*Task directions*.
Would you retype all of these records exactly?
========
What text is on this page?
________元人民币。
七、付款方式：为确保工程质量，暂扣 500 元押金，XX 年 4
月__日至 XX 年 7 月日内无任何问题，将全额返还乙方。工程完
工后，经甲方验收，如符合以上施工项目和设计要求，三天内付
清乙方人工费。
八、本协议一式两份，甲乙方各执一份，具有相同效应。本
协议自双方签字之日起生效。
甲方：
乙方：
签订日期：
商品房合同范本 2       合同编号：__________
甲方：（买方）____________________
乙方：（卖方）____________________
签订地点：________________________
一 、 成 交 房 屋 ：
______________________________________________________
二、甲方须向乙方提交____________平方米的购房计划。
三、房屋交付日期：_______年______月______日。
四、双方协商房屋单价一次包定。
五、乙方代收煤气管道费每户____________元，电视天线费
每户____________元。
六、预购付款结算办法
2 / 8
========
*Exercise response*.
What text is on this page?
________元人民币。
七、付款方式：为确保工程质量，暂扣 500 元押金，XX 年 4
月__日至 XX 年 7 月日内无任何问题，将全额返还乙方。工程完
工后，经甲方验收，如符合以上施工项目和设计要求，三天内付
清乙方人工费。
八、本协议一式两份，甲乙方各执一份，具有相同效应。本
协议自双方签字之日起生效。
甲方：
乙方：
签订日期：
商品房合同范本 2       合同编号：__________
甲方：（买方）____________________
乙方：（卖方）____________________
签订地点：________________________
一 、 成 交 房 屋 ：
______________________________________________________
二、甲方须向乙方提交____________平方米的购房计划。
三、房屋交付日期：_______年______月______日。
四、双方协商房屋单价一次包定。
五、乙方代收煤气管道费每户____________元，电视天线费
每户____________元。
六、预购付款结算办法
2 / 8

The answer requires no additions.